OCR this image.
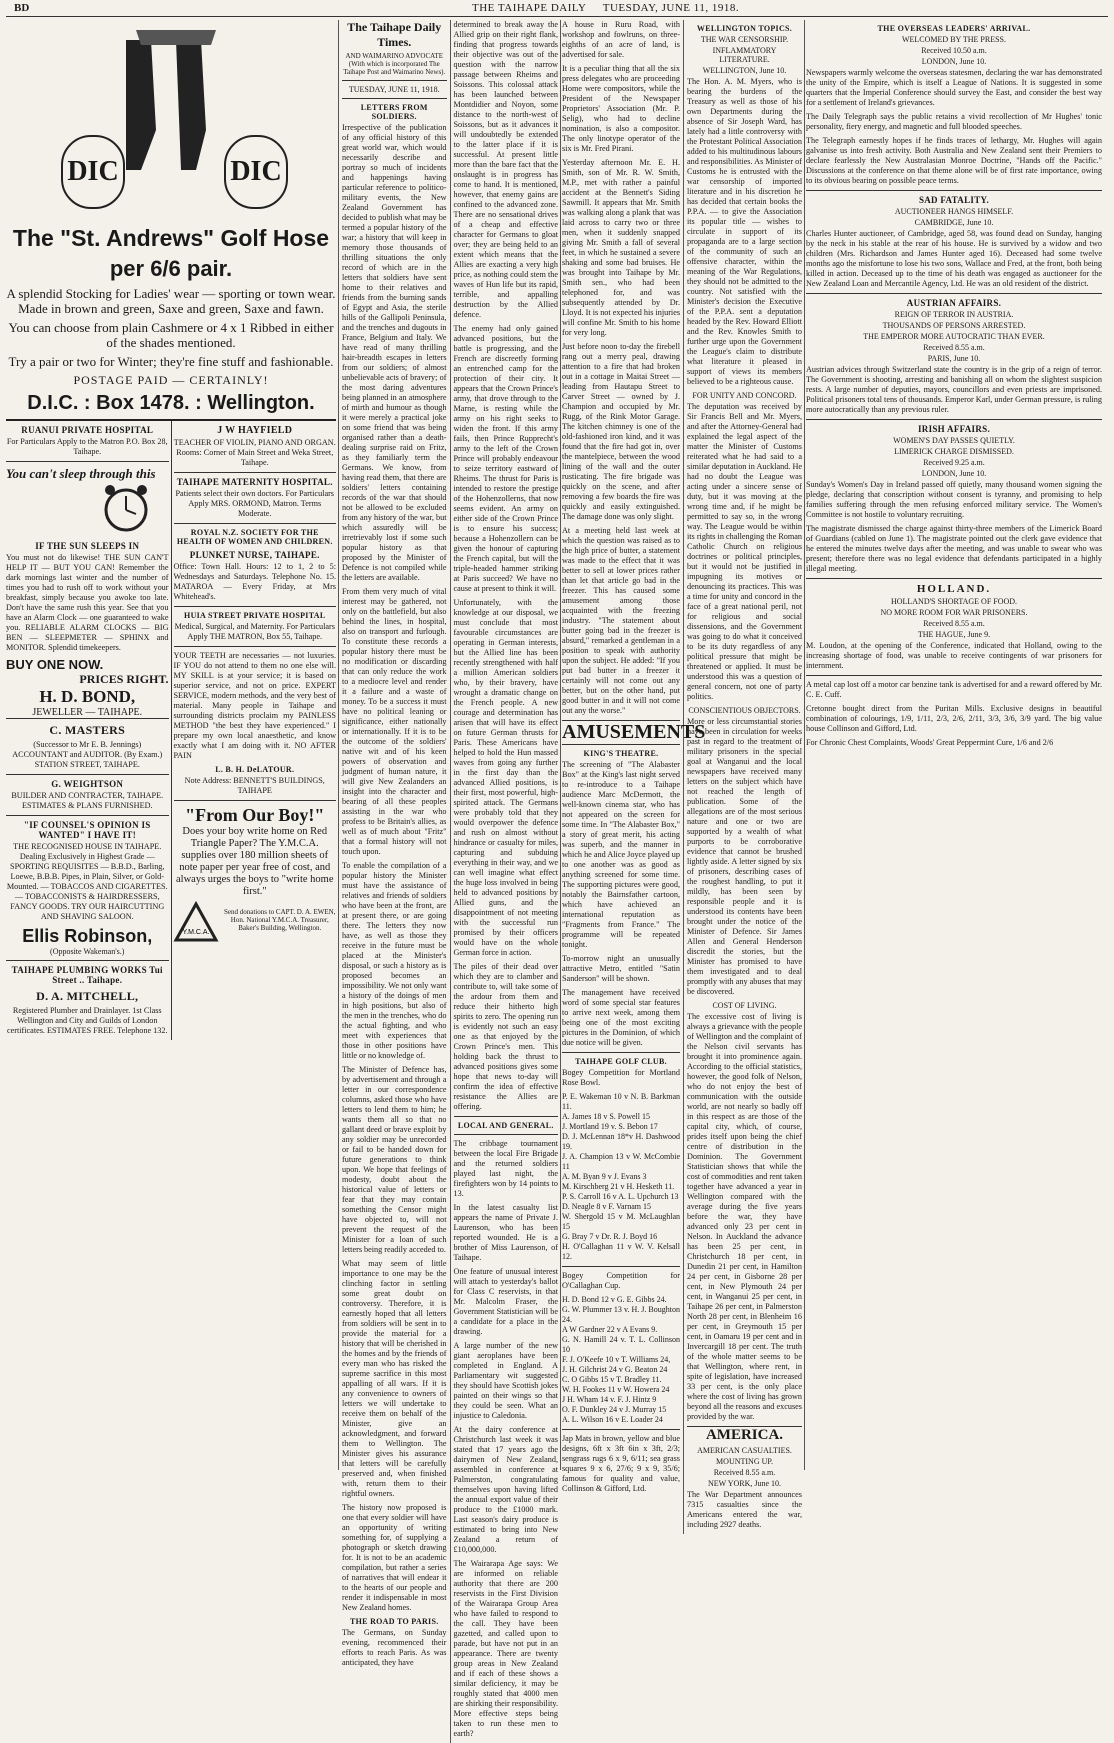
BD	THE TAIHAPE DAILY TUESDAY, JUNE 11, 1918.
DIC	DIC
The "St. Andrews" Golf Hose
per 6/6 pair.

A splendid Stocking for Ladies' wear — sporting or town wear. Made in brown and green, Saxe and green, Saxe and fawn.

You can choose from plain Cashmere or 4 x 1 Ribbed in either of the shades mentioned.

Try a pair or two for Winter; they're fine stuff and fashionable.

POSTAGE PAID — CERTAINLY!
D.I.C. : Box 1478. : Wellington.
RUANUI PRIVATE HOSPITAL

For Particulars Apply to the Matron P.O. Box 28, Taihape.

You can't sleep through this
IF THE SUN SLEEPS IN

You must not do likewise! THE SUN CAN'T HELP IT — BUT YOU CAN! Remember the dark mornings last winter and the number of times you had to rush off to work without your breakfast, simply because you awoke too late. Don't have the same rush this year. See that you have an Alarm Clock — one guaranteed to wake you. RELIABLE ALARM CLOCKS — BIG BEN — SLEEPMETER — SPHINX and MONITOR. Splendid timekeepers.

BUY ONE NOW.
PRICES RIGHT.
H. D. BOND,
JEWELLER — TAIHAPE.
C. MASTERS

(Successor to Mr E. B. Jennings) ACCOUNTANT and AUDITOR. (By Exam.) STATION STREET, TAIHAPE.

G. WEIGHTSON

BUILDER AND CONTRACTER, TAIHAPE. ESTIMATES & PLANS FURNISHED.

"IF COUNSEL'S OPINION IS WANTED" I HAVE IT!

THE RECOGNISED HOUSE IN TAIHAPE. Dealing Exclusively in Highest Grade — SPORTING REQUISITES — B.B.D., Barling, Loewe, B.B.B. Pipes, in Plain, Silver, or Gold-Mounted. — TOBACCOS AND CIGARETTES. — TOBACCONISTS & HAIRDRESSERS, FANCY GOODS. TRY OUR HAIRCUTTING AND SHAVING SALOON.

Ellis Robinson,
(Opposite Wakeman's.)
TAIHAPE PLUMBING WORKS Tui Street .. Taihape.
D. A. MITCHELL,

Registered Plumber and Drainlayer. 1st Class Wellington and City and Guilds of London certificates. ESTIMATES FREE. Telephone 132.

J W HAYFIELD

TEACHER OF VIOLIN, PIANO AND ORGAN. Rooms: Corner of Main Street and Weka Street, Taihape.

TAIHAPE MATERNITY HOSPITAL.

Patients select their own doctors. For Particulars Apply MRS. ORMOND, Matron. Terms Moderate.

ROYAL N.Z. SOCIETY FOR THE HEALTH OF WOMEN AND CHILDREN.
PLUNKET NURSE, TAIHAPE.

Office: Town Hall. Hours: 12 to 1, 2 to 5: Wednesdays and Saturdays. Telephone No. 15. MATAROA — Every Friday, at Mrs Whitehead's.

HUIA STREET PRIVATE HOSPITAL

Medical, Surgical, and Maternity. For Particulars Apply THE MATRON, Box 55, Taihape.

YOUR TEETH are necessaries — not luxuries. IF YOU do not attend to them no one else will. MY SKILL is at your service; it is based on superior service, and not on price. EXPERT SERVICE, modern methods, and the very best of material. Many people in Taihape and surrounding districts proclaim my PAINLESS METHOD "the best they have experienced." I prepare my own local anaesthetic, and know exactly what I am doing with it. NO AFTER PAIN

L. B. H. DeLATOUR.

Note Address: BENNETT'S BUILDINGS, TAIHAPE

"From Our Boy!"

Does your boy write home on Red Triangle Paper? The Y.M.C.A. supplies over 180 million sheets of note paper per year free of cost, and always urges the boys to "write home first."

Y.M.C.A.

Send donations to CAPT. D. A. EWEN, Hon. National Y.M.C.A. Treasurer, Baker's Building, Wellington.

The Taihape Daily Times.
AND WAIMARINO ADVOCATE (With which is incorporated The Taihape Post and Waimarino News).
TUESDAY, JUNE 11, 1918.
LETTERS FROM SOLDIERS.

Irrespective of the publication of any official history of this great world war, which would necessarily describe and portray so much of incidents and happenings having particular reference to politico-military events, the New Zealand Government has decided to publish what may be termed a popular history of the war; a history that will keep in memory those thousands of thrilling situations the only record of which are in the letters that soldiers have sent home to their relatives and friends from the burning sands of Egypt and Asia, the sterile hills of the Gallipoli Peninsula, and the trenches and dugouts in France, Belgium and Italy. We have read of many thrilling hair-breadth escapes in letters from our soldiers; of almost unbelievable acts of bravery; of the most daring adventures being planned in an atmosphere of mirth and humour as though it were merely a practical joke on some friend that was being organised rather than a death-dealing surprise raid on Fritz, as they familiarly term the Germans. We know, from having read them, that there are soldiers' letters containing records of the war that should not be allowed to be excluded from any history of the war, but which assuredly will be irretrievably lost if some such popular history as that proposed by the Minister of Defence is not compiled while the letters are available.

From them very much of vital interest may be gathered, not only on the battlefield, but also behind the lines, in hospital, also on transport and furlough. To constitute these records a popular history there must be no modification or discarding that can only reduce the work to a mediocre level and render it a failure and a waste of money. To be a success it must have no political leaning or significance, either nationally or internationally. If it is to be the outcome of the soldiers' native wit and of his keen powers of observation and judgment of human nature, it will give New Zealanders an insight into the character and bearing of all these peoples assisting in the war who profess to be Britain's allies, as well as of much about "Fritz" that a formal history will not touch upon.

To enable the compilation of a popular history the Minister must have the assistance of relatives and friends of soldiers who have been at the front, are at present there, or are going there. The letters they now have, as well as those they receive in the future must be placed at the Minister's disposal, or such a history as is proposed becomes an impossibility. We not only want a history of the doings of men in high positions, but also of the men in the trenches, who do the actual fighting, and who meet with experiences that those in other positions have little or no knowledge of.

The Minister of Defence has, by advertisement and through a letter in our correspondence columns, asked those who have letters to lend them to him; he wants them all so that no gallant deed or brave exploit by any soldier may be unrecorded or fail to be handed down for future generations to think upon. We hope that feelings of modesty, doubt about the historical value of letters or fear that they may contain something the Censor might have objected to, will not prevent the request of the Minister for a loan of such letters being readily acceded to.

What may seem of little importance to one may be the clinching factor in settling some great doubt on controversy. Therefore, it is earnestly hoped that all letters from soldiers will be sent in to provide the material for a history that will be cherished in the homes and by the friends of every man who has risked the supreme sacrifice in this most appalling of all wars. If it is any convenience to owners of letters we will undertake to receive them on behalf of the Minister, give an acknowledgment, and forward them to Wellington. The Minister gives his assurance that letters will be carefully preserved and, when finished with, return them to their rightful owners.

The history now proposed is one that every soldier will have an opportunity of writing something for, of supplying a photograph or sketch drawing for. It is not to be an academic compilation, but rather a series of narratives that will endear it to the hearts of our people and render it indispensable in most New Zealand homes.

THE ROAD TO PARIS.

The Germans, on Sunday evening, recommenced their efforts to reach Paris. As was anticipated, they have

determined to break away the Allied grip on their right flank, finding that progress towards their objective was out of the question with the narrow passage between Rheims and Soissons. This colossal attack has been launched between Montdidier and Noyon, some distance to the north-west of Soissons, but as it advances it will undoubtedly be extended to the latter place if it is successful. At present little more than the bare fact that the onslaught is in progress has come to hand. It is mentioned, however, that enemy gains are confined to the advanced zone. There are no sensational drives of a cheap and effective character for Germans to gloat over; they are being held to an extent which means that the Allies are exacting a very high price, as nothing could stem the waves of Hun life but its rapid, terrible, and appalling destruction by the Allied defence.

The enemy had only gained advanced positions, but the battle is progressing, and the French are discreetly forming an entrenched camp for the protection of their city. It appears that the Crown Prince's army, that drove through to the Marne, is resting while the army on his right seeks to widen the front. If this army fails, then Prince Rupprecht's army to the left of the Crown Prince will probably endeavour to seize territory eastward of Rheims. The thrust for Paris is intended to restore the prestige of the Hohenzollerns, that now seems evident. An army on either side of the Crown Prince is to ensure his success; because a Hohenzollern can be given the honour of capturing the French capital, but will the triple-headed hammer striking at Paris succeed? We have no cause at present to think it will.

Unfortunately, with the knowledge at our disposal, we must conclude that most favourable circumstances are operating in German interests, but the Allied line has been recently strengthened with half a million American soldiers who, by their bravery, have wrought a dramatic change on the French people. A new courage and determination has arisen that will have its effect on future German thrusts for Paris. These Americans have helped to hold the Hun massed waves from going any further in the first day than the advanced Allied positions, is their first, most powerful, high-spirited attack. The Germans were probably told that they would overpower the defence and rush on almost without hindrance or casualty for miles, capturing and subduing everything in their way, and we can well imagine what effect the huge loss involved in being held to advanced positions by Allied guns, and the disappointment of not meeting with the successful run promised by their officers would have on the whole German force in action.

The piles of their dead over which they are to clamber and contribute to, will take some of the ardour from them and reduce their hitherto high spirits to zero. The opening run is evidently not such an easy one as that enjoyed by the Crown Prince's men. This holding back the thrust to advanced positions gives some hope that news to-day will confirm the idea of effective resistance the Allies are offering.

LOCAL AND GENERAL.

The cribbage tournament between the local Fire Brigade and the returned soldiers played last night, the firefighters won by 14 points to 13.

In the latest casualty list appears the name of Private J. Laurenson, who has been reported wounded. He is a brother of Miss Laurenson, of Taihape.

One feature of unusual interest will attach to yesterday's ballot for Class C reservists, in that Mr. Malcolm Fraser, the Government Statistician will be a candidate for a place in the drawing.

A large number of the new giant aeroplanes have been completed in England. A Parliamentary wit suggested they should have Scottish jokes painted on their wings so that they could be seen. What an injustice to Caledonia.

At the dairy conference at Christchurch last week it was stated that 17 years ago the dairymen of New Zealand, assembled in conference at Palmerston, congratulating themselves upon having lifted the annual export value of their produce to the £1000 mark. Last season's dairy produce is estimated to bring into New Zealand a return of £10,000,000.

The Wairarapa Age says: We are informed on reliable authority that there are 200 reservists in the First Division of the Wairarapa Group Area who have failed to respond to the call. They have been gazetted, and called upon to parade, but have not put in an appearance. There are twenty group areas in New Zealand and if each of these shows a similar deficiency, it may be roughly stated that 4000 men are shirking their responsibility. More effective steps being taken to run these men to earth?

A house in Ruru Road, with workshop and fowlruns, on three-eighths of an acre of land, is advertised for sale.

It is a peculiar thing that all the six press delegates who are proceeding Home were compositors, while the President of the Newspaper Proprietors' Association (Mr. P. Selig), who had to decline nomination, is also a compositor. The only linotype operator of the six is Mr. Fred Pirani.

Yesterday afternoon Mr. E. H. Smith, son of Mr. R. W. Smith, M.P., met with rather a painful accident at the Bennett's Siding Sawmill. It appears that Mr. Smith was walking along a plank that was laid across to carry two or three men, when it suddenly snapped giving Mr. Smith a fall of several feet, in which he sustained a severe shaking and some bad bruises. He was brought into Taihape by Mr. Smith sen., who had been telephoned for, and was subsequently attended by Dr. Lloyd. It is not expected his injuries will confine Mr. Smith to his home for very long.

Just before noon to-day the firebell rang out a merry peal, drawing attention to a fire that had broken out in a cottage in Maitai Street — leading from Hautapu Street to Carver Street — owned by J. Champion and occupied by Mr. Rugg, of the Rink Motor Garage. The kitchen chimney is one of the old-fashioned iron kind, and it was found that the fire had got in, over the mantelpiece, between the wood lining of the wall and the outer rusticating. The fire brigade was quickly on the scene, and after removing a few boards the fire was quickly and easily extinguished. The damage done was only slight.

At a meeting held last week at which the question was raised as to the high price of butter, a statement was made to the effect that it was better to sell at lower prices rather than let that article go bad in the freezer. This has caused some amusement among those acquainted with the freezing industry. "The statement about butter going bad in the freezer is absurd," remarked a gentleman in a position to speak with authority upon the subject. He added: "If you put bad butter in a freezer it certainly will not come out any better, but on the other hand, put good butter in and it will not come out any the worse."

AMUSEMENTS
KING'S THEATRE.

The screening of "The Alabaster Box" at the King's last night served to re-introduce to a Taihape audience Marc McDermott, the well-known cinema star, who has not appeared on the screen for some time. In "The Alabaster Box," a story of great merit, his acting was superb, and the manner in which he and Alice Joyce played up to one another was as good as anything screened for some time. The supporting pictures were good, notably the Bairnsfather cartoon, which have achieved an international reputation as "Fragments from France." The programme will be repeated tonight.

To-morrow night an unusually attractive Metro, entitled "Satin Sanderson" will be shown.

The management have received word of some special star features to arrive next week, among them being one of the most exciting pictures in the Dominion, of which due notice will be given.

TAIHAPE GOLF CLUB.

Bogey Competition for Mortland Rose Bowl.

P. E. Wakeman 10 v N. B. Barkman 11.

A. James 18 v S. Powell 15

J. Mortland 19 v. S. Bebon 17

D. J. McLennan 18*v H. Dashwood 19.

J. A. Champion 13 v W. McCombie 11

A. M. Byan 9 v J. Evans 3

M. Kirschberg 21 v H. Hesketh 11.

P. S. Carroll 16 v A. L. Upchurch 13

D. Neagle 8 v F. Varnam 15

W. Shergold 15 v M. McLaughlan 15

G. Bray 7 v Dr. R. J. Boyd 16

H. O'Callaghan 11 v W. V. Kelsall 12.

Bogey Competition for O'Callaghan Cup.

H. D. Bond 12 v G. E. Gibbs 24.

G. W. Plummer 13 v. H. J. Boughton 24.

A W Gardner 22 v A Evans 9.

G. N. Hamill 24 v. T. L. Collinson 10

F. J. O'Keefe 10 v T. Williams 24,

J. H. Gilchrist 24 v G. Beaton 24

C. O Gibbs 15 v T. Bradley 11.

W. H. Fookes 11 v W. Howera 24

J H. Wham 14 v. F. J. Hintz 9

O. F. Dunkley 24 v J. Murray 15

A. L. Wilson 16 v E. Loader 24

Jap Mats in brown, yellow and blue designs, 6ft x 3ft 6in x 3ft, 2/3; sengrass rugs 6 x 9, 6/11; sea grass squares 9 x 6, 27/6; 9 x 9, 35/6; famous for quality and value, Collinson & Gifford, Ltd.

WELLINGTON TOPICS.
THE WAR CENSORSHIP.
INFLAMMATORY LITERATURE.
WELLINGTON, June 10.

The Hon. A. M. Myers, who is bearing the burdens of the Treasury as well as those of his own Departments during the absence of Sir Joseph Ward, has lately had a little controversy with the Protestant Political Association added to his multitudinous labours and responsibilities. As Minister of Customs he is entrusted with the war censorship of imported literature and in his discretion he has decided that certain books the P.P.A. — to give the Association its popular title — wishes to circulate in support of its propaganda are to a large section of the community of such an offensive character, within the meaning of the War Regulations, they should not be admitted to the country. Not satisfied with the Minister's decision the Executive of the P.P.A. sent a deputation headed by the Rev. Howard Elliott and the Rev. Knowles Smith to further urge upon the Government the League's claim to distribute what literature it pleased in support of views its members believed to be a righteous cause.

FOR UNITY AND CONCORD.

The deputation was received by Sir Francis Bell and Mr. Myers, and after the Attorney-General had explained the legal aspect of the matter the Minister of Customs reiterated what he had said to a similar deputation in Auckland. He had no doubt the League was acting under a sincere sense of duty, but it was moving at the wrong time and, if he might be permitted to say so, in the wrong way. The League would be within its rights in challenging the Roman Catholic Church on religious doctrines or political principles, but it would not be justified in impugning its motives or denouncing its practices. This was a time for unity and concord in the face of a great national peril, not for religious and social dissensions, and the Government was going to do what it conceived to be its duty regardless of any political pressure that might be threatened or applied. It must be understood this was a question of general concern, not one of party politics.

CONSCIENTIOUS OBJECTORS.

More or less circumstantial stories have been in circulation for weeks past in regard to the treatment of military prisoners in the special goal at Wanganui and the local newspapers have received many letters on the subject which have not reached the length of publication. Some of the allegations are of the most serious nature and one or two are supported by a wealth of what purports to be corroborative evidence that cannot be brushed lightly aside. A letter signed by six of prisoners, describing cases of the roughest handling, to put it mildly, has been seen by responsible people and it is understood its contents have been brought under the notice of the Minister of Defence. Sir James Allen and General Henderson discredit the stories, but the Minister has promised to have them investigated and to deal promptly with any abuses that may be discovered.

COST OF LIVING.

The excessive cost of living is always a grievance with the people of Wellington and the complaint of the Nelson civil servants has brought it into prominence again. According to the official statistics, however, the good folk of Nelson, who do not enjoy the best of communication with the outside world, are not nearly so badly off in this respect as are those of the capital city, which, of course, prides itself upon being the chief centre of distribution in the Dominion. The Government Statistician shows that while the cost of commodities and rent taken together have advanced a year in Wellington compared with the average during the five years before the war, they have advanced only 23 per cent in Nelson. In Auckland the advance has been 25 per cent, in Christchurch 18 per cent, in Dunedin 21 per cent, in Hamilton 24 per cent, in Gisborne 28 per cent, in New Plymouth 24 per cent, in Wanganui 25 per cent, in Taihape 26 per cent, in Palmerston North 28 per cent, in Blenheim 16 per cent, in Greymouth 15 per cent, in Oamaru 19 per cent and in Invercargill 18 per cent. The truth of the whole matter seems to be that Wellington, where rent, in spite of legislation, have increased 33 per cent, is the only place where the cost of living has grown beyond all the reasons and excuses provided by the war.

AMERICA.
AMERICAN CASUALTIES.
MOUNTING UP.
Received 8.55 a.m.
NEW YORK, June 10.

The War Department announces 7315 casualties since the Americans entered the war, including 2927 deaths.

THE OVERSEAS LEADERS' ARRIVAL.
WELCOMED BY THE PRESS.
Received 10.50 a.m.
LONDON, June 10.

Newspapers warmly welcome the overseas statesmen, declaring the war has demonstrated the unity of the Empire, which is itself a League of Nations. It is suggested in some quarters that the Imperial Conference should survey the East, and consider the best way for a settlement of Ireland's grievances.

The Daily Telegraph says the public retains a vivid recollection of Mr Hughes' tonic personality, fiery energy, and magnetic and full blooded speeches.

The Telegraph earnestly hopes if he finds traces of lethargy, Mr. Hughes will again galvanise us into fresh activity. Both Australia and New Zealand sent their Premiers to declare fearlessly the New Australasian Monroe Doctrine, "Hands off the Pacific." Discussions at the conference on that theme alone will be of first rate importance, owing to its obvious bearing on possible peace terms.

SAD FATALITY.
AUCTIONEER HANGS HIMSELF.
CAMBRIDGE, June 10.

Charles Hunter auctioneer, of Cambridge, aged 58, was found dead on Sunday, hanging by the neck in his stable at the rear of his house. He is survived by a widow and two children (Mrs. Richardson and James Hunter aged 16). Deceased had some twelve months ago the misfortune to lose his two sons, Wallace and Fred, at the front, both being killed in action. Deceased up to the time of his death was engaged as auctioneer for the New Zealand Loan and Mercantile Agency, Ltd. He was an old resident of the district.

AUSTRIAN AFFAIRS.
REIGN OF TERROR IN AUSTRIA.
THOUSANDS OF PERSONS ARRESTED.
THE EMPEROR MORE AUTOCRATIC THAN EVER.
Received 8.55 a.m.
PARIS, June 10.

Austrian advices through Switzerland state the country is in the grip of a reign of terror. The Government is shooting, arresting and banishing all on whom the slightest suspicion rests. A large number of deputies, mayors, councillors and even priests are imprisoned. Political prisoners total tens of thousands. Emperor Karl, under German pressure, is ruling more autocratically than any previous ruler.

IRISH AFFAIRS.
WOMEN'S DAY PASSES QUIETLY.
LIMERICK CHARGE DISMISSED.
Received 9.25 a.m.
LONDON, June 10.

Sunday's Women's Day in Ireland passed off quietly, many thousand women signing the pledge, declaring that conscription without consent is tyranny, and promising to help families suffering through the men refusing enforced military service. The Women's Committee is not hostile to voluntary recruiting.

The magistrate dismissed the charge against thirty-three members of the Limerick Board of Guardians (cabled on June 1). The magistrate pointed out the clerk gave evidence that he entered the minutes twelve days after the meeting, and was unable to swear who was present; therefore there was no legal evidence that defendants participated in a highly illegal meeting.

HOLLAND.
HOLLAND'S SHORTAGE OF FOOD.
NO MORE ROOM FOR WAR PRISONERS.
Received 8.55 a.m.
THE HAGUE, June 9.

M. Loudon, at the opening of the Conference, indicated that Holland, owing to the increasing shortage of food, was unable to receive contingents of war prisoners for internment.

A metal cap lost off a motor car benzine tank is advertised for and a reward offered by Mr. C. E. Cuff.

Cretonne bought direct from the Puritan Mills. Exclusive designs in beautiful combination of colourings, 1/9, 1/11, 2/3, 2/6, 2/11, 3/3, 3/6, 3/9 yard. The big value house Collinson and Gifford, Ltd.

For Chronic Chest Complaints, Woods' Great Peppermint Cure, 1/6 and 2/6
--
▶ What to produce
Each line in the material with "declaring" in it must be reported.

▶ Result of this task
Newspapers warmly welcome the overseas statesmen, declaring the war has demonstrated the unity of the Empire, which is itself a League of Nations. It is suggested in some quarters that the Imperial Conference should survey the East, and consider the best way for a settlement of Ireland's grievances.
Sunday's Women's Day in Ireland passed off quietly, many thousand women signing the pledge, declaring that conscription without consent is tyranny, and promising to help families suffering through the men refusing enforced military service. The Women's Committee is not hostile to voluntary recruiting.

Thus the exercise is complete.